==== MATERIAL TO PROCESS

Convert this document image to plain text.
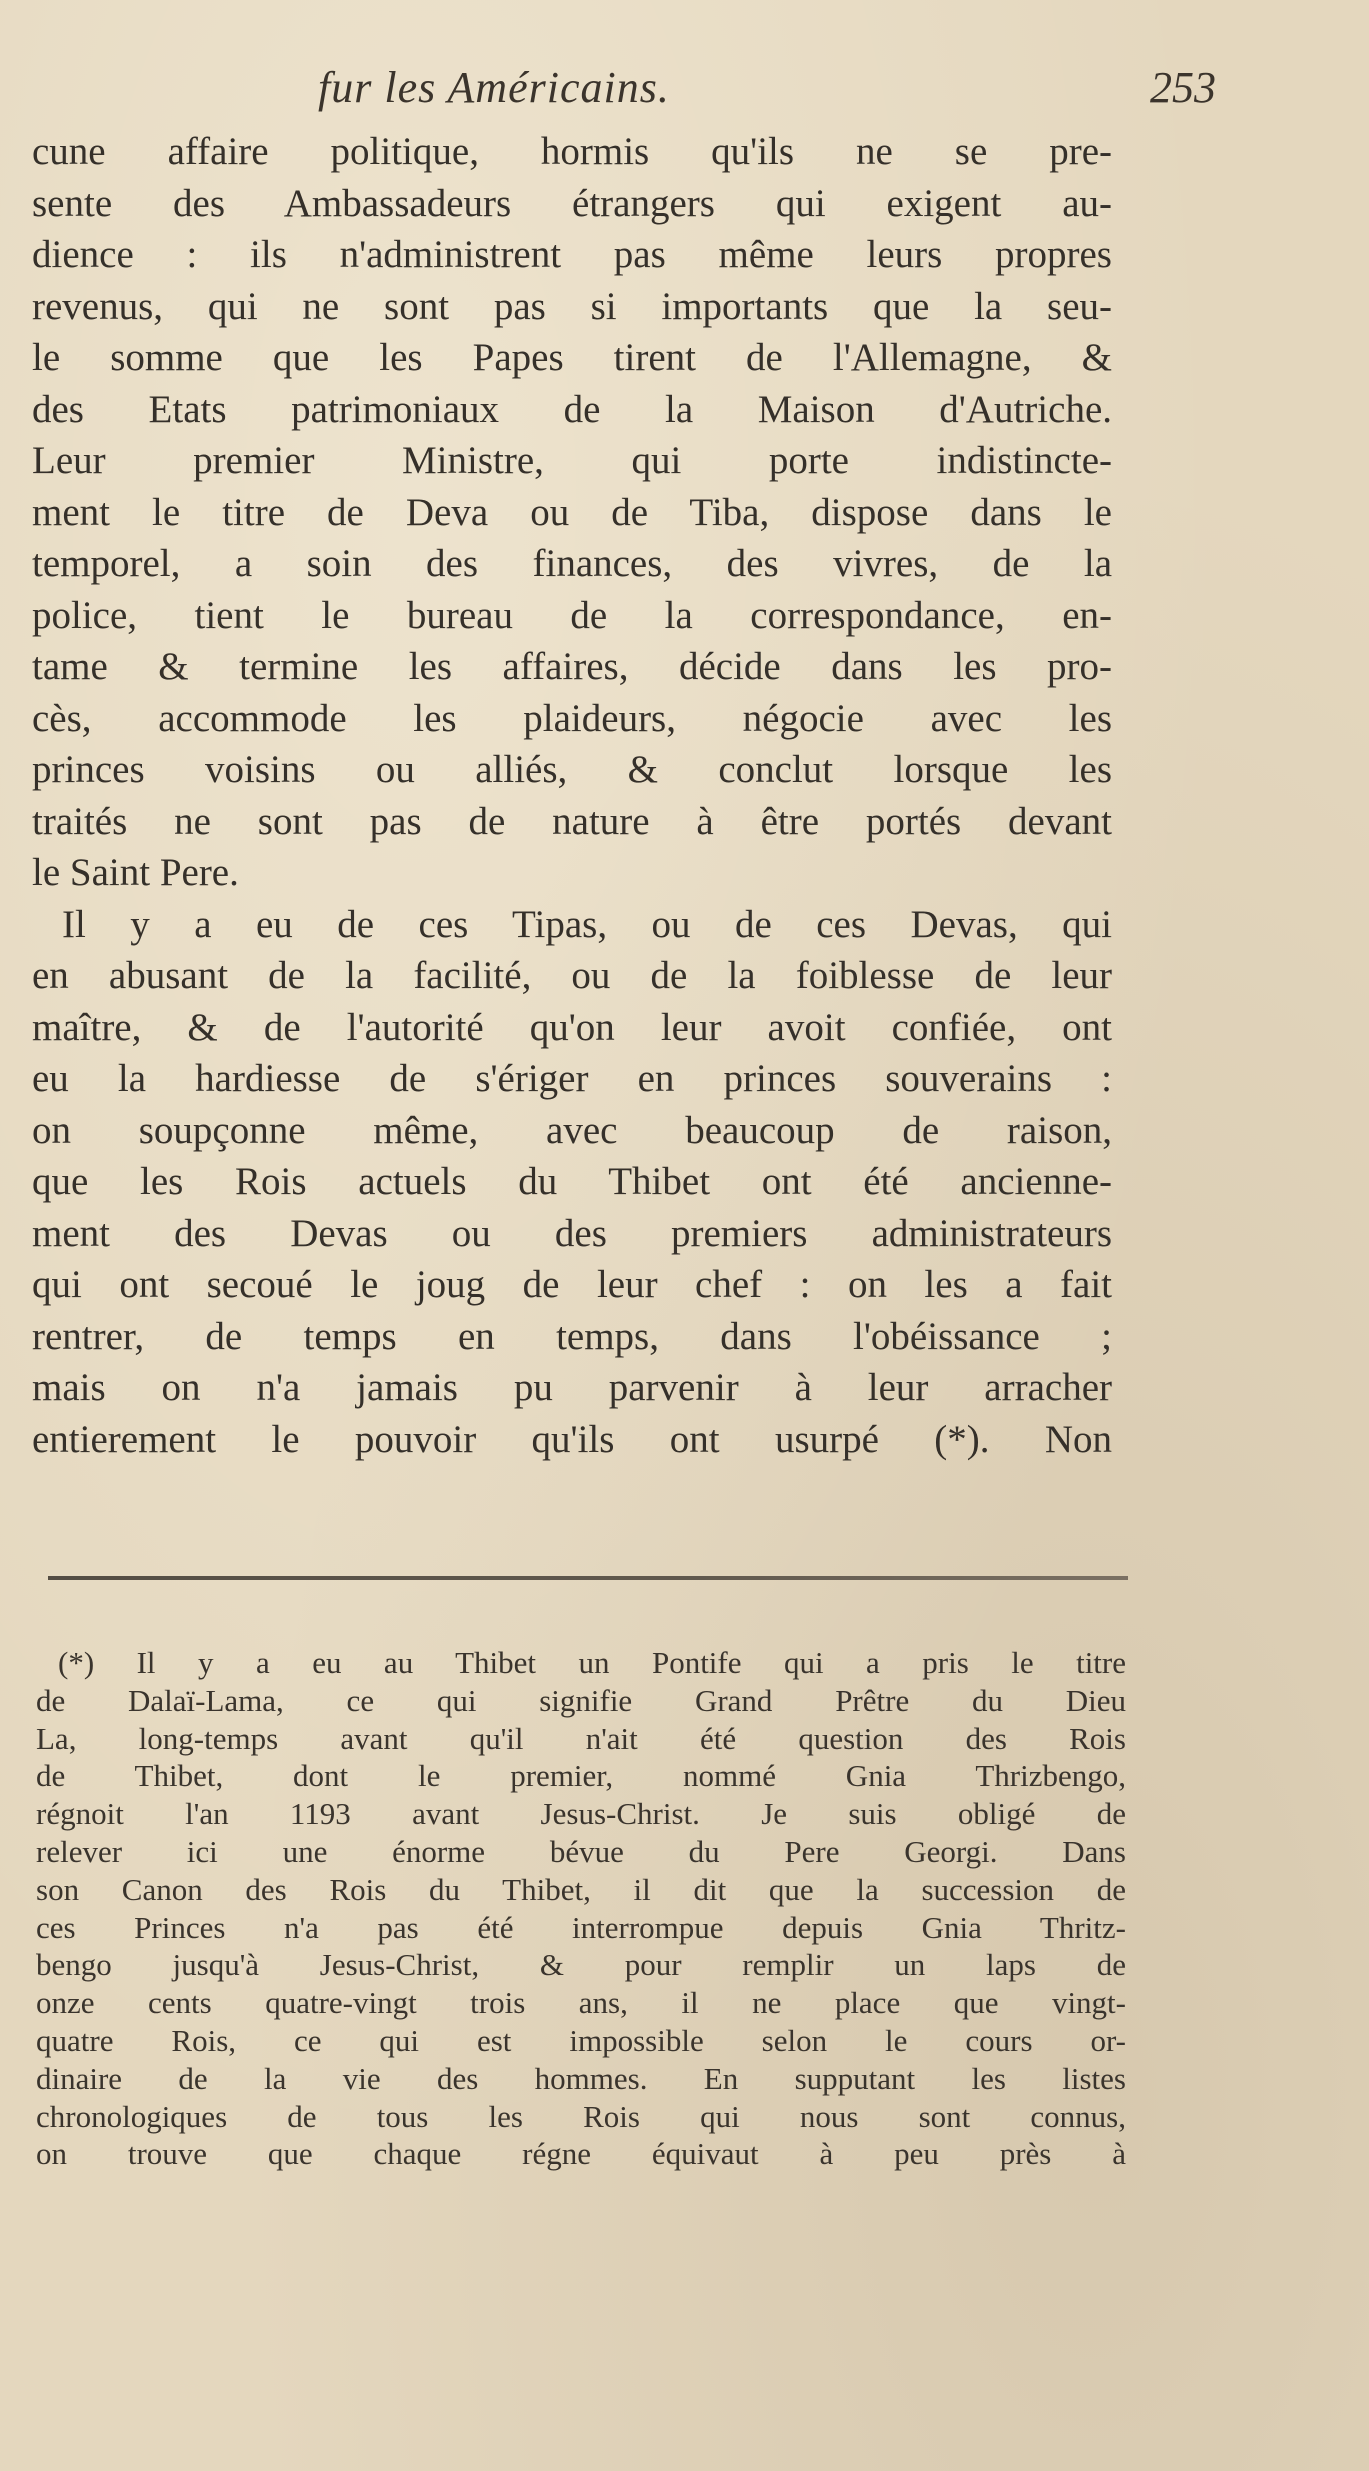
fur les Américains.	253
cune affaire politique, hormis qu'ils ne se pre-
sente des Ambassadeurs étrangers qui exigent au-
dience : ils n'administrent pas même leurs propres
revenus, qui ne sont pas si importants que la seu-
le somme que les Papes tirent de l'Allemagne, &
des Etats patrimoniaux de la Maison d'Autriche.
Leur premier Ministre, qui porte indistincte-
ment le titre de Deva ou de Tiba, dispose dans le
temporel, a soin des finances, des vivres, de la
police, tient le bureau de la correspondance, en-
tame & termine les affaires, décide dans les pro-
cès, accommode les plaideurs, négocie avec les
princes voisins ou alliés, & conclut lorsque les
traités ne sont pas de nature à être portés devant
le Saint Pere.
Il y a eu de ces Tipas, ou de ces Devas, qui
en abusant de la facilité, ou de la foiblesse de leur
maître, & de l'autorité qu'on leur avoit confiée, ont
eu la hardiesse de s'ériger en princes souverains :
on soupçonne même, avec beaucoup de raison,
que les Rois actuels du Thibet ont été ancienne-
ment des Devas ou des premiers administrateurs
qui ont secoué le joug de leur chef : on les a fait
rentrer, de temps en temps, dans l'obéissance ;
mais on n'a jamais pu parvenir à leur arracher
entierement le pouvoir qu'ils ont usurpé (*). Non
(*) Il y a eu au Thibet un Pontife qui a pris le titre
de Dalaï-Lama, ce qui signifie Grand Prêtre du Dieu
La, long-temps avant qu'il n'ait été question des Rois
de Thibet, dont le premier, nommé Gnia Thrizbengo,
régnoit l'an 1193 avant Jesus-Christ. Je suis obligé de
relever ici une énorme bévue du Pere Georgi. Dans
son Canon des Rois du Thibet, il dit que la succession de
ces Princes n'a pas été interrompue depuis Gnia Thritz-
bengo jusqu'à Jesus-Christ, & pour remplir un laps de
onze cents quatre-vingt trois ans, il ne place que vingt-
quatre Rois, ce qui est impossible selon le cours or-
dinaire de la vie des hommes. En supputant les listes
chronologiques de tous les Rois qui nous sont connus,
on trouve que chaque régne équivaut à peu près à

========

* [EXERCISE DIRECTIONS] What comes back should match the records exactly, minus any pictures.

* [COMPLETED TASK]
Convert this document image to plain text.
fur les Américains.	253
cune affaire politique, hormis qu'ils ne se pre-
sente des Ambassadeurs étrangers qui exigent au-
dience : ils n'administrent pas même leurs propres
revenus, qui ne sont pas si importants que la seu-
le somme que les Papes tirent de l'Allemagne, &
des Etats patrimoniaux de la Maison d'Autriche.
Leur premier Ministre, qui porte indistincte-
ment le titre de Deva ou de Tiba, dispose dans le
temporel, a soin des finances, des vivres, de la
police, tient le bureau de la correspondance, en-
tame & termine les affaires, décide dans les pro-
cès, accommode les plaideurs, négocie avec les
princes voisins ou alliés, & conclut lorsque les
traités ne sont pas de nature à être portés devant
le Saint Pere.
Il y a eu de ces Tipas, ou de ces Devas, qui
en abusant de la facilité, ou de la foiblesse de leur
maître, & de l'autorité qu'on leur avoit confiée, ont
eu la hardiesse de s'ériger en princes souverains :
on soupçonne même, avec beaucoup de raison,
que les Rois actuels du Thibet ont été ancienne-
ment des Devas ou des premiers administrateurs
qui ont secoué le joug de leur chef : on les a fait
rentrer, de temps en temps, dans l'obéissance ;
mais on n'a jamais pu parvenir à leur arracher
entierement le pouvoir qu'ils ont usurpé (*). Non
(*) Il y a eu au Thibet un Pontife qui a pris le titre
de Dalaï-Lama, ce qui signifie Grand Prêtre du Dieu
La, long-temps avant qu'il n'ait été question des Rois
de Thibet, dont le premier, nommé Gnia Thrizbengo,
régnoit l'an 1193 avant Jesus-Christ. Je suis obligé de
relever ici une énorme bévue du Pere Georgi. Dans
son Canon des Rois du Thibet, il dit que la succession de
ces Princes n'a pas été interrompue depuis Gnia Thritz-
bengo jusqu'à Jesus-Christ, & pour remplir un laps de
onze cents quatre-vingt trois ans, il ne place que vingt-
quatre Rois, ce qui est impossible selon le cours or-
dinaire de la vie des hommes. En supputant les listes
chronologiques de tous les Rois qui nous sont connus,
on trouve que chaque régne équivaut à peu près à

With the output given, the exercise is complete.